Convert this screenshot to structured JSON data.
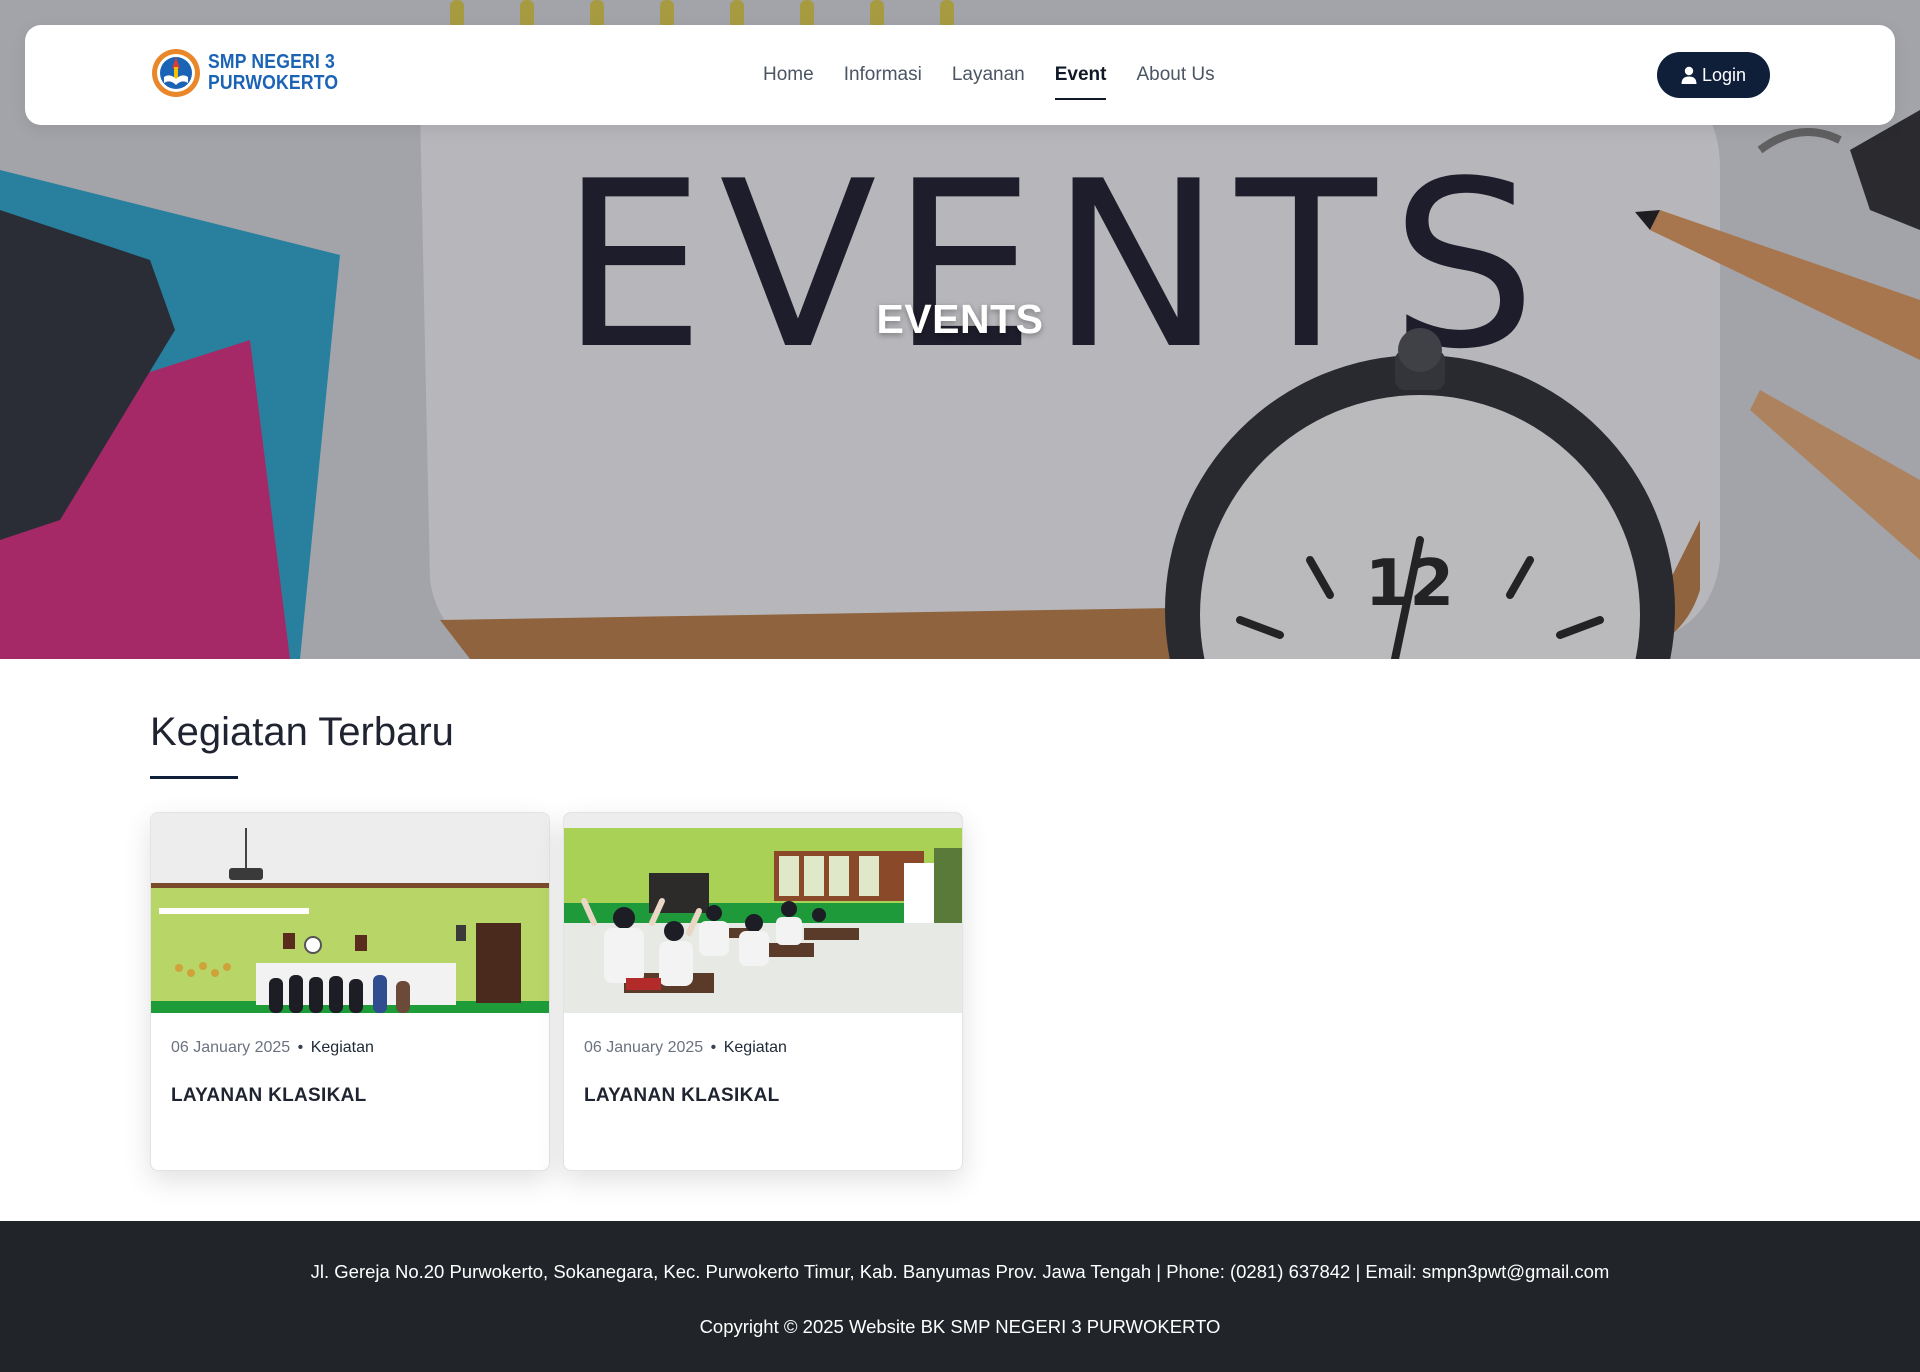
{
  "brand": {
    "line1": "SMP NEGERI 3",
    "line2": "PURWOKERTO"
  },
  "nav": {
    "items": [
      {
        "label": "Home",
        "active": false
      },
      {
        "label": "Informasi",
        "active": false
      },
      {
        "label": "Layanan",
        "active": false
      },
      {
        "label": "Event",
        "active": true
      },
      {
        "label": "About Us",
        "active": false
      }
    ],
    "login_label": "Login",
    "login_icon": "user-icon"
  },
  "hero": {
    "title": "EVENTS",
    "image_word": "EVENTS"
  },
  "section": {
    "title": "Kegiatan Terbaru"
  },
  "cards": [
    {
      "date": "06 January 2025",
      "separator": "•",
      "category": "Kegiatan",
      "title": "LAYANAN KLASIKAL"
    },
    {
      "date": "06 January 2025",
      "separator": "•",
      "category": "Kegiatan",
      "title": "LAYANAN KLASIKAL"
    }
  ],
  "footer": {
    "address": "Jl. Gereja No.20 Purwokerto, Sokanegara, Kec. Purwokerto Timur, Kab. Banyumas Prov. Jawa Tengah | Phone: (0281) 637842 | Email: smpn3pwt@gmail.com",
    "copyright": "Copyright © 2025 Website BK SMP NEGERI 3 PURWOKERTO"
  },
  "colors": {
    "navy": "#0f1f3a",
    "footer_bg": "#212529",
    "brand_blue": "#1a63b5",
    "classroom_wall": "#a9d155"
  }
}
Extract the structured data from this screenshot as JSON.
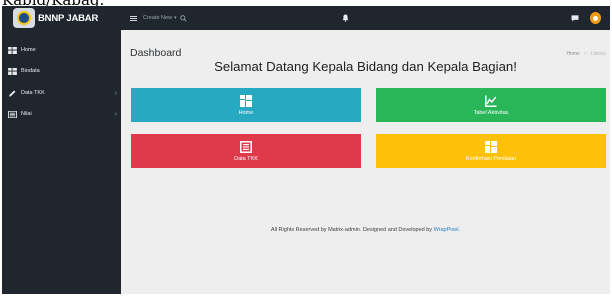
{
  "caption": "Kabid/Kabag.",
  "topbar": {
    "brand": "BNNP JABAR",
    "create_new": "Create New",
    "menu_icon": "hamburger-icon",
    "search_icon": "search-icon",
    "bell_icon": "bell-icon",
    "chat_icon": "chat-icon"
  },
  "sidebar": {
    "items": [
      {
        "label": "Home",
        "icon": "dashboard-icon"
      },
      {
        "label": "Biodata",
        "icon": "dashboard-icon"
      },
      {
        "label": "Data TKK",
        "icon": "pencil-icon"
      },
      {
        "label": "Nilai",
        "icon": "list-icon"
      }
    ]
  },
  "main": {
    "title": "Dashboard",
    "breadcrumb": {
      "home": "Home",
      "current": "Library"
    },
    "welcome": "Selamat Datang Kepala Bidang dan Kepala Bagian!",
    "tiles": [
      {
        "label": "Home",
        "color": "#27a9c1",
        "icon": "dashboard-icon"
      },
      {
        "label": "Tabel Aktivitas",
        "color": "#28b659",
        "icon": "chart-icon"
      },
      {
        "label": "Data TKK",
        "color": "#e0394a",
        "icon": "list-icon"
      },
      {
        "label": "Konfirmasi Penilaian",
        "color": "#ffc107",
        "icon": "dashboard-icon"
      }
    ],
    "footer": {
      "text": "All Rights Reserved by Matrix-admin. Designed and Developed by",
      "brand": "WrapPixel."
    }
  }
}
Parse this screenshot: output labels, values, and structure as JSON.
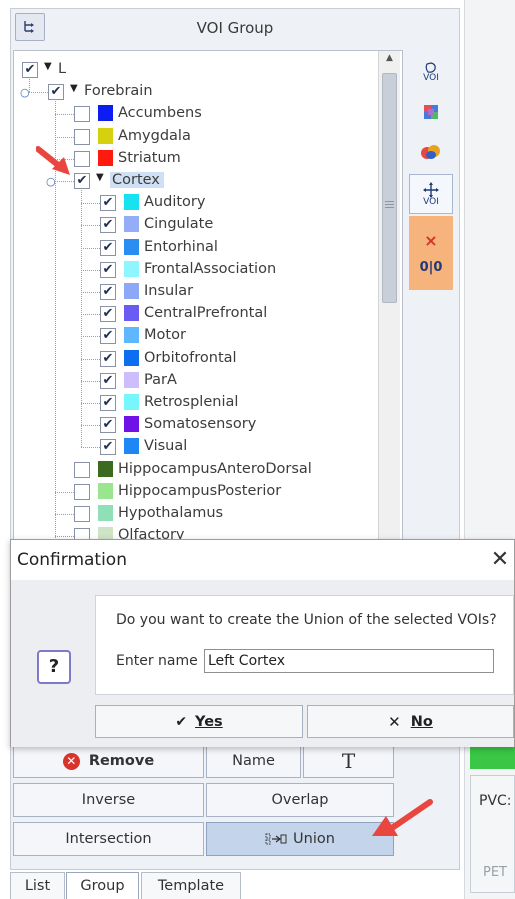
{
  "panel": {
    "title": "VOI Group",
    "header_icon": "tree-toggle-icon"
  },
  "tree": {
    "root": {
      "label": "L"
    },
    "forebrain": {
      "label": "Forebrain"
    },
    "items_top": [
      {
        "label": "Accumbens",
        "color": "#0b1df0",
        "checked": false
      },
      {
        "label": "Amygdala",
        "color": "#d6d10f",
        "checked": false
      },
      {
        "label": "Striatum",
        "color": "#ff1a0f",
        "checked": false
      }
    ],
    "cortex": {
      "label": "Cortex",
      "checked": true
    },
    "cortex_children": [
      {
        "label": "Auditory",
        "color": "#17e3f0",
        "checked": true
      },
      {
        "label": "Cingulate",
        "color": "#93aef7",
        "checked": true
      },
      {
        "label": "Entorhinal",
        "color": "#2b8cf2",
        "checked": true
      },
      {
        "label": "FrontalAssociation",
        "color": "#8ef6ff",
        "checked": true
      },
      {
        "label": "Insular",
        "color": "#8ca8f7",
        "checked": true
      },
      {
        "label": "CentralPrefrontal",
        "color": "#6a5bf2",
        "checked": true
      },
      {
        "label": "Motor",
        "color": "#5fb8ff",
        "checked": true
      },
      {
        "label": "Orbitofrontal",
        "color": "#0f6ef0",
        "checked": true
      },
      {
        "label": "ParA",
        "color": "#cdbdfb",
        "checked": true
      },
      {
        "label": "Retrosplenial",
        "color": "#77f7fb",
        "checked": true
      },
      {
        "label": "Somatosensory",
        "color": "#6e12e8",
        "checked": true
      },
      {
        "label": "Visual",
        "color": "#1f86f5",
        "checked": true
      }
    ],
    "items_bottom": [
      {
        "label": "HippocampusAnteroDorsal",
        "color": "#3b6b1f",
        "checked": false
      },
      {
        "label": "HippocampusPosterior",
        "color": "#9ae68f",
        "checked": false
      },
      {
        "label": "Hypothalamus",
        "color": "#8fe0b6",
        "checked": false
      },
      {
        "label": "Olfactory",
        "color": "#cfe3c6",
        "checked": false
      }
    ]
  },
  "toolbar": {
    "voi_label": "VOI",
    "cross_symbol": "×",
    "split_symbol": "0|0"
  },
  "buttons": {
    "remove": "Remove",
    "name": "Name",
    "text_symbol": "T",
    "inverse": "Inverse",
    "overlap": "Overlap",
    "intersection": "Intersection",
    "union": "Union"
  },
  "tabs": [
    "List",
    "Group",
    "Template"
  ],
  "side": {
    "pvc": "PVC:",
    "pet": "PET"
  },
  "dialog": {
    "title": "Confirmation",
    "close_symbol": "✕",
    "message": "Do you want to create the Union of the selected VOIs?",
    "name_label": "Enter name",
    "name_value": "Left Cortex",
    "yes_label": "Yes",
    "no_label": "No",
    "question_symbol": "?"
  },
  "colors": {
    "accent_green": "#39c745",
    "arrow_red": "#e8463f",
    "toolbar_orange": "#f6b37c"
  }
}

——

→ **Objective**
Transcribe every record above exactly as written, leaving out any pictures.

→ **Result of this exercise**
Convert this screenshot to structured JSON data.
{
  "brand": {
    "line1": "SMP NEGERI 3",
    "line2": "PURWOKERTO"
  },
  "nav": {
    "items": [
      {
        "label": "Home",
        "active": false
      },
      {
        "label": "Informasi",
        "active": false
      },
      {
        "label": "Layanan",
        "active": false
      },
      {
        "label": "Event",
        "active": true
      },
      {
        "label": "About Us",
        "active": false
      }
    ],
    "login_label": "Login",
    "login_icon": "user-icon"
  },
  "hero": {
    "title": "EVENTS",
    "image_word": "EVENTS"
  },
  "section": {
    "title": "Kegiatan Terbaru"
  },
  "cards": [
    {
      "date": "06 January 2025",
      "separator": "•",
      "category": "Kegiatan",
      "title": "LAYANAN KLASIKAL"
    },
    {
      "date": "06 January 2025",
      "separator": "•",
      "category": "Kegiatan",
      "title": "LAYANAN KLASIKAL"
    }
  ],
  "footer": {
    "address": "Jl. Gereja No.20 Purwokerto, Sokanegara, Kec. Purwokerto Timur, Kab. Banyumas Prov. Jawa Tengah | Phone: (0281) 637842 | Email: smpn3pwt@gmail.com",
    "copyright": "Copyright © 2025 Website BK SMP NEGERI 3 PURWOKERTO"
  },
  "colors": {
    "navy": "#0f1f3a",
    "footer_bg": "#212529",
    "brand_blue": "#1a63b5",
    "classroom_wall": "#a9d155"
  }
}
Extract the structured data from this screenshot as JSON.
{
  "caption": "Kabid/Kabag.",
  "topbar": {
    "brand": "BNNP JABAR",
    "create_new": "Create New",
    "menu_icon": "hamburger-icon",
    "search_icon": "search-icon",
    "bell_icon": "bell-icon",
    "chat_icon": "chat-icon"
  },
  "sidebar": {
    "items": [
      {
        "label": "Home",
        "icon": "dashboard-icon"
      },
      {
        "label": "Biodata",
        "icon": "dashboard-icon"
      },
      {
        "label": "Data TKK",
        "icon": "pencil-icon"
      },
      {
        "label": "Nilai",
        "icon": "list-icon"
      }
    ]
  },
  "main": {
    "title": "Dashboard",
    "breadcrumb": {
      "home": "Home",
      "current": "Library"
    },
    "welcome": "Selamat Datang Kepala Bidang dan Kepala Bagian!",
    "tiles": [
      {
        "label": "Home",
        "color": "#27a9c1",
        "icon": "dashboard-icon"
      },
      {
        "label": "Tabel Aktivitas",
        "color": "#28b659",
        "icon": "chart-icon"
      },
      {
        "label": "Data TKK",
        "color": "#e0394a",
        "icon": "list-icon"
      },
      {
        "label": "Konfirmasi Penilaian",
        "color": "#ffc107",
        "icon": "dashboard-icon"
      }
    ],
    "footer": {
      "text": "All Rights Reserved by Matrix-admin. Designed and Developed by",
      "brand": "WrapPixel."
    }
  }
}
Parse this screenshot: output labels, values, and structure as JSON.
{
  "panel": {
    "title": "VOI Group",
    "header_icon": "tree-toggle-icon"
  },
  "tree": {
    "root": {
      "label": "L"
    },
    "forebrain": {
      "label": "Forebrain"
    },
    "items_top": [
      {
        "label": "Accumbens",
        "color": "#0b1df0",
        "checked": false
      },
      {
        "label": "Amygdala",
        "color": "#d6d10f",
        "checked": false
      },
      {
        "label": "Striatum",
        "color": "#ff1a0f",
        "checked": false
      }
    ],
    "cortex": {
      "label": "Cortex",
      "checked": true
    },
    "cortex_children": [
      {
        "label": "Auditory",
        "color": "#17e3f0",
        "checked": true
      },
      {
        "label": "Cingulate",
        "color": "#93aef7",
        "checked": true
      },
      {
        "label": "Entorhinal",
        "color": "#2b8cf2",
        "checked": true
      },
      {
        "label": "FrontalAssociation",
        "color": "#8ef6ff",
        "checked": true
      },
      {
        "label": "Insular",
        "color": "#8ca8f7",
        "checked": true
      },
      {
        "label": "CentralPrefrontal",
        "color": "#6a5bf2",
        "checked": true
      },
      {
        "label": "Motor",
        "color": "#5fb8ff",
        "checked": true
      },
      {
        "label": "Orbitofrontal",
        "color": "#0f6ef0",
        "checked": true
      },
      {
        "label": "ParA",
        "color": "#cdbdfb",
        "checked": true
      },
      {
        "label": "Retrosplenial",
        "color": "#77f7fb",
        "checked": true
      },
      {
        "label": "Somatosensory",
        "color": "#6e12e8",
        "checked": true
      },
      {
        "label": "Visual",
        "color": "#1f86f5",
        "checked": true
      }
    ],
    "items_bottom": [
      {
        "label": "HippocampusAnteroDorsal",
        "color": "#3b6b1f",
        "checked": false
      },
      {
        "label": "HippocampusPosterior",
        "color": "#9ae68f",
        "checked": false
      },
      {
        "label": "Hypothalamus",
        "color": "#8fe0b6",
        "checked": false
      },
      {
        "label": "Olfactory",
        "color": "#cfe3c6",
        "checked": false
      }
    ]
  },
  "toolbar": {
    "voi_label": "VOI",
    "cross_symbol": "×",
    "split_symbol": "0|0"
  },
  "buttons": {
    "remove": "Remove",
    "name": "Name",
    "text_symbol": "T",
    "inverse": "Inverse",
    "overlap": "Overlap",
    "intersection": "Intersection",
    "union": "Union"
  },
  "tabs": [
    "List",
    "Group",
    "Template"
  ],
  "side": {
    "pvc": "PVC:",
    "pet": "PET"
  },
  "dialog": {
    "title": "Confirmation",
    "close_symbol": "✕",
    "message": "Do you want to create the Union of the selected VOIs?",
    "name_label": "Enter name",
    "name_value": "Left Cortex",
    "yes_label": "Yes",
    "no_label": "No",
    "question_symbol": "?"
  },
  "colors": {
    "accent_green": "#39c745",
    "arrow_red": "#e8463f",
    "toolbar_orange": "#f6b37c"
  }
}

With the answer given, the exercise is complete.